DIRECTIONS FOR THIS TASK -
Your task is to reproduce the entries below word for word.

>> start INFORMATION SHOWN

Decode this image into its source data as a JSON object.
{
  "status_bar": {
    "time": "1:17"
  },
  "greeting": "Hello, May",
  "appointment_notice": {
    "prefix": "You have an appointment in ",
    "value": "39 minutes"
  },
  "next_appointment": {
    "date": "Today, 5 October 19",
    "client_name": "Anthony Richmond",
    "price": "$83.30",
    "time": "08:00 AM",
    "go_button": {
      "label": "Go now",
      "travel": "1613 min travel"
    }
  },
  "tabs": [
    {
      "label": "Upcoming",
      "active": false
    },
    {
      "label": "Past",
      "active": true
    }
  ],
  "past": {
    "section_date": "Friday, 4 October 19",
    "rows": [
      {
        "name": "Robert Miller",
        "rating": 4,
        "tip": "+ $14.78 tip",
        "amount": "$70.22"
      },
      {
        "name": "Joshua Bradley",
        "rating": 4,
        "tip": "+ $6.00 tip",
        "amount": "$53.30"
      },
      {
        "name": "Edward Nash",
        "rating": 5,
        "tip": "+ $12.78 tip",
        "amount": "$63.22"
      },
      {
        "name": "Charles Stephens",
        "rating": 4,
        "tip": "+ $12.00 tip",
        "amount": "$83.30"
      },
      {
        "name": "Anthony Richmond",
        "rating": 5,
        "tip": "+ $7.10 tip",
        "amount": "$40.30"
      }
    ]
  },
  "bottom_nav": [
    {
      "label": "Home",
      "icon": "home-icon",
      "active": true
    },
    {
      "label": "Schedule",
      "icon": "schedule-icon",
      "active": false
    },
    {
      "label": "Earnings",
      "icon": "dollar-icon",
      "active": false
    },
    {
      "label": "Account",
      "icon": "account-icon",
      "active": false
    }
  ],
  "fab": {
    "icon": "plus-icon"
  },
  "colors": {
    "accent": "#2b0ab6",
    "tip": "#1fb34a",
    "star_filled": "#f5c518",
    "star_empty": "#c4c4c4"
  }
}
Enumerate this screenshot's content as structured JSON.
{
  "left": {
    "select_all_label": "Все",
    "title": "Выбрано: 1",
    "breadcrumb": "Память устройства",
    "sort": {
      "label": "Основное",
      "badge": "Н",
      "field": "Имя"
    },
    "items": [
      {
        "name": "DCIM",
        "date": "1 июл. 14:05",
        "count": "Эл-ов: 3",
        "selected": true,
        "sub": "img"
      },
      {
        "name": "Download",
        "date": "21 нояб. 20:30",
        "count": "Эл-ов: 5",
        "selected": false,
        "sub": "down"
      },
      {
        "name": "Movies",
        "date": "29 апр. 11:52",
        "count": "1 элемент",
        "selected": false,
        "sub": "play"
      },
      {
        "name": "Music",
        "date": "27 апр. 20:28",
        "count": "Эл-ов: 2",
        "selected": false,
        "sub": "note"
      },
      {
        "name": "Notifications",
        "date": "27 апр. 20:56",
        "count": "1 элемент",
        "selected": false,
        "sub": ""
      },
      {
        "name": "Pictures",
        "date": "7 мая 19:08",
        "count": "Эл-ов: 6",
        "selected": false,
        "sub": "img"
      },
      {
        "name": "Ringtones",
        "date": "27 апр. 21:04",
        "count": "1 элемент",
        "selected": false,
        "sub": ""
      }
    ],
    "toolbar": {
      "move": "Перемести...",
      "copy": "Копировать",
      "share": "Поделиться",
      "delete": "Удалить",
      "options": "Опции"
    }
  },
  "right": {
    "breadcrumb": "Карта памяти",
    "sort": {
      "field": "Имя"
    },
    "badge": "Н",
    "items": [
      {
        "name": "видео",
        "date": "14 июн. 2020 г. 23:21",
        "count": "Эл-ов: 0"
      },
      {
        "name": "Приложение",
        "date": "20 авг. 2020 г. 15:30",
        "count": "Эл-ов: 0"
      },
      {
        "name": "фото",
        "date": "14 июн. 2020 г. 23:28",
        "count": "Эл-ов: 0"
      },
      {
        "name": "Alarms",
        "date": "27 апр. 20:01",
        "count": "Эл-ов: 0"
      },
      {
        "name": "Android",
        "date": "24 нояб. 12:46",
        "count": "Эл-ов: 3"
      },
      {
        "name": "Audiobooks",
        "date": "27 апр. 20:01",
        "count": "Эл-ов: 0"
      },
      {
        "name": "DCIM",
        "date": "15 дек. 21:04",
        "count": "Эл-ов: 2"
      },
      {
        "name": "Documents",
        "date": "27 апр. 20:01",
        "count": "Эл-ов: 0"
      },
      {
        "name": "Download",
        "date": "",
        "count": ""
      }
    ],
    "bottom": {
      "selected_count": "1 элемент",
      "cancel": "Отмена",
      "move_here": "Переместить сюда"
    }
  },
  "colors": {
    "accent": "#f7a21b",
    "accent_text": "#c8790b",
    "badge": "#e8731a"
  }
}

>> end INFORMATION SHOWN

WRITTEN REPLY -
Decode this image into its source data as a JSON object.
{
  "status_bar": {
    "time": "1:17"
  },
  "greeting": "Hello, May",
  "appointment_notice": {
    "prefix": "You have an appointment in ",
    "value": "39 minutes"
  },
  "next_appointment": {
    "date": "Today, 5 October 19",
    "client_name": "Anthony Richmond",
    "price": "$83.30",
    "time": "08:00 AM",
    "go_button": {
      "label": "Go now",
      "travel": "1613 min travel"
    }
  },
  "tabs": [
    {
      "label": "Upcoming",
      "active": false
    },
    {
      "label": "Past",
      "active": true
    }
  ],
  "past": {
    "section_date": "Friday, 4 October 19",
    "rows": [
      {
        "name": "Robert Miller",
        "rating": 4,
        "tip": "+ $14.78 tip",
        "amount": "$70.22"
      },
      {
        "name": "Joshua Bradley",
        "rating": 4,
        "tip": "+ $6.00 tip",
        "amount": "$53.30"
      },
      {
        "name": "Edward Nash",
        "rating": 5,
        "tip": "+ $12.78 tip",
        "amount": "$63.22"
      },
      {
        "name": "Charles Stephens",
        "rating": 4,
        "tip": "+ $12.00 tip",
        "amount": "$83.30"
      },
      {
        "name": "Anthony Richmond",
        "rating": 5,
        "tip": "+ $7.10 tip",
        "amount": "$40.30"
      }
    ]
  },
  "bottom_nav": [
    {
      "label": "Home",
      "icon": "home-icon",
      "active": true
    },
    {
      "label": "Schedule",
      "icon": "schedule-icon",
      "active": false
    },
    {
      "label": "Earnings",
      "icon": "dollar-icon",
      "active": false
    },
    {
      "label": "Account",
      "icon": "account-icon",
      "active": false
    }
  ],
  "fab": {
    "icon": "plus-icon"
  },
  "colors": {
    "accent": "#2b0ab6",
    "tip": "#1fb34a",
    "star_filled": "#f5c518",
    "star_empty": "#c4c4c4"
  }
}
Enumerate this screenshot's content as structured JSON.
{
  "left": {
    "select_all_label": "Все",
    "title": "Выбрано: 1",
    "breadcrumb": "Память устройства",
    "sort": {
      "label": "Основное",
      "badge": "Н",
      "field": "Имя"
    },
    "items": [
      {
        "name": "DCIM",
        "date": "1 июл. 14:05",
        "count": "Эл-ов: 3",
        "selected": true,
        "sub": "img"
      },
      {
        "name": "Download",
        "date": "21 нояб. 20:30",
        "count": "Эл-ов: 5",
        "selected": false,
        "sub": "down"
      },
      {
        "name": "Movies",
        "date": "29 апр. 11:52",
        "count": "1 элемент",
        "selected": false,
        "sub": "play"
      },
      {
        "name": "Music",
        "date": "27 апр. 20:28",
        "count": "Эл-ов: 2",
        "selected": false,
        "sub": "note"
      },
      {
        "name": "Notifications",
        "date": "27 апр. 20:56",
        "count": "1 элемент",
        "selected": false,
        "sub": ""
      },
      {
        "name": "Pictures",
        "date": "7 мая 19:08",
        "count": "Эл-ов: 6",
        "selected": false,
        "sub": "img"
      },
      {
        "name": "Ringtones",
        "date": "27 апр. 21:04",
        "count": "1 элемент",
        "selected": false,
        "sub": ""
      }
    ],
    "toolbar": {
      "move": "Перемести...",
      "copy": "Копировать",
      "share": "Поделиться",
      "delete": "Удалить",
      "options": "Опции"
    }
  },
  "right": {
    "breadcrumb": "Карта памяти",
    "sort": {
      "field": "Имя"
    },
    "badge": "Н",
    "items": [
      {
        "name": "видео",
        "date": "14 июн. 2020 г. 23:21",
        "count": "Эл-ов: 0"
      },
      {
        "name": "Приложение",
        "date": "20 авг. 2020 г. 15:30",
        "count": "Эл-ов: 0"
      },
      {
        "name": "фото",
        "date": "14 июн. 2020 г. 23:28",
        "count": "Эл-ов: 0"
      },
      {
        "name": "Alarms",
        "date": "27 апр. 20:01",
        "count": "Эл-ов: 0"
      },
      {
        "name": "Android",
        "date": "24 нояб. 12:46",
        "count": "Эл-ов: 3"
      },
      {
        "name": "Audiobooks",
        "date": "27 апр. 20:01",
        "count": "Эл-ов: 0"
      },
      {
        "name": "DCIM",
        "date": "15 дек. 21:04",
        "count": "Эл-ов: 2"
      },
      {
        "name": "Documents",
        "date": "27 апр. 20:01",
        "count": "Эл-ов: 0"
      },
      {
        "name": "Download",
        "date": "",
        "count": ""
      }
    ],
    "bottom": {
      "selected_count": "1 элемент",
      "cancel": "Отмена",
      "move_here": "Переместить сюда"
    }
  },
  "colors": {
    "accent": "#f7a21b",
    "accent_text": "#c8790b",
    "badge": "#e8731a"
  }
}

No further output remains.